## Collected data entries
------------------------
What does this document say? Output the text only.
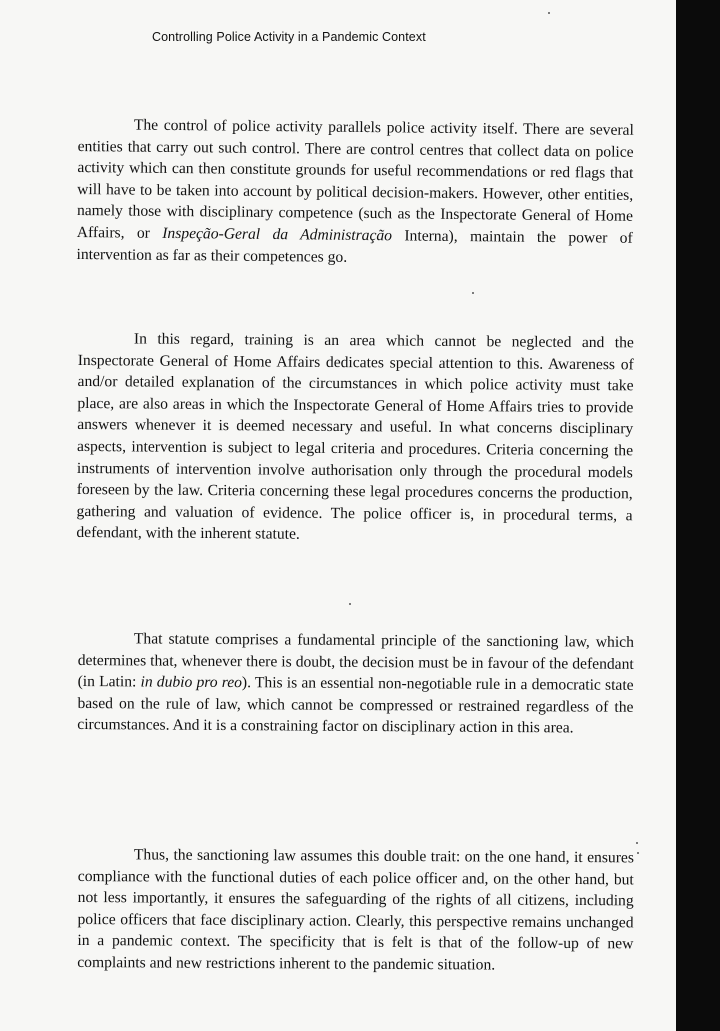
Controlling Police Activity in a Pandemic Context

The control of police activity parallels police activity itself. There are several entities that carry out such control. There are control centres that collect data on police activity which can then constitute grounds for useful recommendations or red flags that will have to be taken into account by political decision-makers. However, other entities, namely those with disciplinary competence (such as the Inspectorate General of Home Affairs, or Inspeção-Geral da Administração Interna), maintain the power of intervention as far as their competences go.

In this regard, training is an area which cannot be neglected and the Inspectorate General of Home Affairs dedicates special attention to this. Awareness of and/or detailed explanation of the circumstances in which police activity must take place, are also areas in which the Inspectorate General of Home Affairs tries to provide answers whenever it is deemed necessary and useful. In what concerns disciplinary aspects, intervention is subject to legal criteria and procedures. Criteria concerning the instruments of intervention involve authorisation only through the procedural models foreseen by the law. Criteria concerning these legal procedures concerns the production, gathering and valuation of evidence. The police officer is, in procedural terms, a defendant, with the inherent statute.

That statute comprises a fundamental principle of the sanctioning law, which determines that, whenever there is doubt, the decision must be in favour of the defendant (in Latin: in dubio pro reo). This is an essential non-negotiable rule in a democratic state based on the rule of law, which cannot be compressed or restrained regardless of the circumstances. And it is a constraining factor on disciplinary action in this area.

Thus, the sanctioning law assumes this double trait: on the one hand, it ensures compliance with the functional duties of each police officer and, on the other hand, but not less importantly, it ensures the safeguarding of the rights of all citizens, including police officers that face disciplinary action. Clearly, this perspective remains unchanged in a pandemic context. The specificity that is felt is that of the follow-up of new complaints and new restrictions inherent to the pandemic situation.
------------------------
## AIM OF THE EXERCISE
Using the material above, return every line exactly as it appears, minus the pictures.

## ANSWER BELOW
What does this document say? Output the text only.
Controlling Police Activity in a Pandemic Context

The control of police activity parallels police activity itself. There are several entities that carry out such control. There are control centres that collect data on police activity which can then constitute grounds for useful recommendations or red flags that will have to be taken into account by political decision-makers. However, other entities, namely those with disciplinary competence (such as the Inspectorate General of Home Affairs, or Inspeção-Geral da Administração Interna), maintain the power of intervention as far as their competences go.

In this regard, training is an area which cannot be neglected and the Inspectorate General of Home Affairs dedicates special attention to this. Awareness of and/or detailed explanation of the circumstances in which police activity must take place, are also areas in which the Inspectorate General of Home Affairs tries to provide answers whenever it is deemed necessary and useful. In what concerns disciplinary aspects, intervention is subject to legal criteria and procedures. Criteria concerning the instruments of intervention involve authorisation only through the procedural models foreseen by the law. Criteria concerning these legal procedures concerns the production, gathering and valuation of evidence. The police officer is, in procedural terms, a defendant, with the inherent statute.

That statute comprises a fundamental principle of the sanctioning law, which determines that, whenever there is doubt, the decision must be in favour of the defendant (in Latin: in dubio pro reo). This is an essential non-negotiable rule in a democratic state based on the rule of law, which cannot be compressed or restrained regardless of the circumstances. And it is a constraining factor on disciplinary action in this area.

Thus, the sanctioning law assumes this double trait: on the one hand, it ensures compliance with the functional duties of each police officer and, on the other hand, but not less importantly, it ensures the safeguarding of the rights of all citizens, including police officers that face disciplinary action. Clearly, this perspective remains unchanged in a pandemic context. The specificity that is felt is that of the follow-up of new complaints and new restrictions inherent to the pandemic situation.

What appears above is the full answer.